GIVEN ENTRIES:
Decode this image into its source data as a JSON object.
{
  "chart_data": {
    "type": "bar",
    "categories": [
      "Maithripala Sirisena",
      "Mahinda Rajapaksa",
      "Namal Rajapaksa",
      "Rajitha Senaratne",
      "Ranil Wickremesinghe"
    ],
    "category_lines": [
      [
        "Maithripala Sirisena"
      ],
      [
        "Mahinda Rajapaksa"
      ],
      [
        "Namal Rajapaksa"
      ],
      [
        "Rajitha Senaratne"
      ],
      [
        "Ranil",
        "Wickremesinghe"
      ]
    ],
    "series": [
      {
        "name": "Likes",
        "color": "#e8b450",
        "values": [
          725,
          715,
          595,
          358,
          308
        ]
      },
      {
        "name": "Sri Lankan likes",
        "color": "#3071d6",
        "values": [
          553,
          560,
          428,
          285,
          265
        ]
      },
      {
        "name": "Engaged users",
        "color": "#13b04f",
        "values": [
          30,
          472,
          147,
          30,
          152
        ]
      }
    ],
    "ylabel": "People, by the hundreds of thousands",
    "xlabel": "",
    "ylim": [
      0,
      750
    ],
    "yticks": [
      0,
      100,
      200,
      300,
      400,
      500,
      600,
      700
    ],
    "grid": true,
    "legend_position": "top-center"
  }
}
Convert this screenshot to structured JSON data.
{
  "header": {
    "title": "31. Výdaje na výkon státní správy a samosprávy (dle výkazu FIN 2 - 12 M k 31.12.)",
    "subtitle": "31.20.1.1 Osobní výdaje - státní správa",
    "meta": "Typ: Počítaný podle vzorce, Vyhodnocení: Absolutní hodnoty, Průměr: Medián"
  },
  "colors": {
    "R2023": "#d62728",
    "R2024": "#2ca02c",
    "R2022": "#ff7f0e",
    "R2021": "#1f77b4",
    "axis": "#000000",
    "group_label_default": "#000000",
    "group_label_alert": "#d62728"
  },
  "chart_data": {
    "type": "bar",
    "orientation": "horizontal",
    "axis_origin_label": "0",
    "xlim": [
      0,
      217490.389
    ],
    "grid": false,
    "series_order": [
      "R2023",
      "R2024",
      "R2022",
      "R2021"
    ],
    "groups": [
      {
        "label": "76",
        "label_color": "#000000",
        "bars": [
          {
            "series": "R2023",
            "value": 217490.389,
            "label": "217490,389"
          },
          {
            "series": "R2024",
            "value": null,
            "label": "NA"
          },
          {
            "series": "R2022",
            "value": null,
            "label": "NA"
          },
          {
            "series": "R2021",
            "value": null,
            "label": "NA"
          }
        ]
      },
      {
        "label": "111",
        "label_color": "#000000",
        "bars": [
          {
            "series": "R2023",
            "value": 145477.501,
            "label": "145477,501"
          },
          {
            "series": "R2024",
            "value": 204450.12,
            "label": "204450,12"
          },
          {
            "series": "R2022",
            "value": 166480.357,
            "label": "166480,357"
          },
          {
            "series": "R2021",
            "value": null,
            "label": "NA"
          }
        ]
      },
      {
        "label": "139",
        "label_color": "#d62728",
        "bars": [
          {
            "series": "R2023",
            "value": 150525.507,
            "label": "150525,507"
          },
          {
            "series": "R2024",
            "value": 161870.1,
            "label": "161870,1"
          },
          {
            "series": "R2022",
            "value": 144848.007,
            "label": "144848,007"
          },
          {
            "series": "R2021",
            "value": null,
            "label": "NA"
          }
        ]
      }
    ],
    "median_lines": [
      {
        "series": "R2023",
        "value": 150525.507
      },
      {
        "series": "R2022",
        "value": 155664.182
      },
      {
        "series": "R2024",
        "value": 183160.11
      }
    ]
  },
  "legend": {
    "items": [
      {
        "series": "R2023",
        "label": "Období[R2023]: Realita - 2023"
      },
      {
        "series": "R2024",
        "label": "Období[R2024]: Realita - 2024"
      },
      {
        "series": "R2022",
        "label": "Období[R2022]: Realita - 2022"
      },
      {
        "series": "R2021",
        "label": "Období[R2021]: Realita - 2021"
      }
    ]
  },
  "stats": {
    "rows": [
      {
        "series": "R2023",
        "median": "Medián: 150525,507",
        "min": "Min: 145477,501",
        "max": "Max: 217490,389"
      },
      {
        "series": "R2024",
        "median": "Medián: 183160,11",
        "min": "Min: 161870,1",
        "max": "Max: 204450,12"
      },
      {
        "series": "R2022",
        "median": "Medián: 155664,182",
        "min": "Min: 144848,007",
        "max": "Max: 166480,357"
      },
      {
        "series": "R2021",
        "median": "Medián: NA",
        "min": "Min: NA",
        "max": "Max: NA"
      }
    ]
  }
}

DO THIS: Make an exact copy of every line in the data.

PROBLEM SOLUTION:
Decode this image into its source data as a JSON object.
{
  "chart_data": {
    "type": "bar",
    "categories": [
      "Maithripala Sirisena",
      "Mahinda Rajapaksa",
      "Namal Rajapaksa",
      "Rajitha Senaratne",
      "Ranil Wickremesinghe"
    ],
    "category_lines": [
      [
        "Maithripala Sirisena"
      ],
      [
        "Mahinda Rajapaksa"
      ],
      [
        "Namal Rajapaksa"
      ],
      [
        "Rajitha Senaratne"
      ],
      [
        "Ranil",
        "Wickremesinghe"
      ]
    ],
    "series": [
      {
        "name": "Likes",
        "color": "#e8b450",
        "values": [
          725,
          715,
          595,
          358,
          308
        ]
      },
      {
        "name": "Sri Lankan likes",
        "color": "#3071d6",
        "values": [
          553,
          560,
          428,
          285,
          265
        ]
      },
      {
        "name": "Engaged users",
        "color": "#13b04f",
        "values": [
          30,
          472,
          147,
          30,
          152
        ]
      }
    ],
    "ylabel": "People, by the hundreds of thousands",
    "xlabel": "",
    "ylim": [
      0,
      750
    ],
    "yticks": [
      0,
      100,
      200,
      300,
      400,
      500,
      600,
      700
    ],
    "grid": true,
    "legend_position": "top-center"
  }
}
Convert this screenshot to structured JSON data.
{
  "header": {
    "title": "31. Výdaje na výkon státní správy a samosprávy (dle výkazu FIN 2 - 12 M k 31.12.)",
    "subtitle": "31.20.1.1 Osobní výdaje - státní správa",
    "meta": "Typ: Počítaný podle vzorce, Vyhodnocení: Absolutní hodnoty, Průměr: Medián"
  },
  "colors": {
    "R2023": "#d62728",
    "R2024": "#2ca02c",
    "R2022": "#ff7f0e",
    "R2021": "#1f77b4",
    "axis": "#000000",
    "group_label_default": "#000000",
    "group_label_alert": "#d62728"
  },
  "chart_data": {
    "type": "bar",
    "orientation": "horizontal",
    "axis_origin_label": "0",
    "xlim": [
      0,
      217490.389
    ],
    "grid": false,
    "series_order": [
      "R2023",
      "R2024",
      "R2022",
      "R2021"
    ],
    "groups": [
      {
        "label": "76",
        "label_color": "#000000",
        "bars": [
          {
            "series": "R2023",
            "value": 217490.389,
            "label": "217490,389"
          },
          {
            "series": "R2024",
            "value": null,
            "label": "NA"
          },
          {
            "series": "R2022",
            "value": null,
            "label": "NA"
          },
          {
            "series": "R2021",
            "value": null,
            "label": "NA"
          }
        ]
      },
      {
        "label": "111",
        "label_color": "#000000",
        "bars": [
          {
            "series": "R2023",
            "value": 145477.501,
            "label": "145477,501"
          },
          {
            "series": "R2024",
            "value": 204450.12,
            "label": "204450,12"
          },
          {
            "series": "R2022",
            "value": 166480.357,
            "label": "166480,357"
          },
          {
            "series": "R2021",
            "value": null,
            "label": "NA"
          }
        ]
      },
      {
        "label": "139",
        "label_color": "#d62728",
        "bars": [
          {
            "series": "R2023",
            "value": 150525.507,
            "label": "150525,507"
          },
          {
            "series": "R2024",
            "value": 161870.1,
            "label": "161870,1"
          },
          {
            "series": "R2022",
            "value": 144848.007,
            "label": "144848,007"
          },
          {
            "series": "R2021",
            "value": null,
            "label": "NA"
          }
        ]
      }
    ],
    "median_lines": [
      {
        "series": "R2023",
        "value": 150525.507
      },
      {
        "series": "R2022",
        "value": 155664.182
      },
      {
        "series": "R2024",
        "value": 183160.11
      }
    ]
  },
  "legend": {
    "items": [
      {
        "series": "R2023",
        "label": "Období[R2023]: Realita - 2023"
      },
      {
        "series": "R2024",
        "label": "Období[R2024]: Realita - 2024"
      },
      {
        "series": "R2022",
        "label": "Období[R2022]: Realita - 2022"
      },
      {
        "series": "R2021",
        "label": "Období[R2021]: Realita - 2021"
      }
    ]
  },
  "stats": {
    "rows": [
      {
        "series": "R2023",
        "median": "Medián: 150525,507",
        "min": "Min: 145477,501",
        "max": "Max: 217490,389"
      },
      {
        "series": "R2024",
        "median": "Medián: 183160,11",
        "min": "Min: 161870,1",
        "max": "Max: 204450,12"
      },
      {
        "series": "R2022",
        "median": "Medián: 155664,182",
        "min": "Min: 144848,007",
        "max": "Max: 166480,357"
      },
      {
        "series": "R2021",
        "median": "Medián: NA",
        "min": "Min: NA",
        "max": "Max: NA"
      }
    ]
  }
}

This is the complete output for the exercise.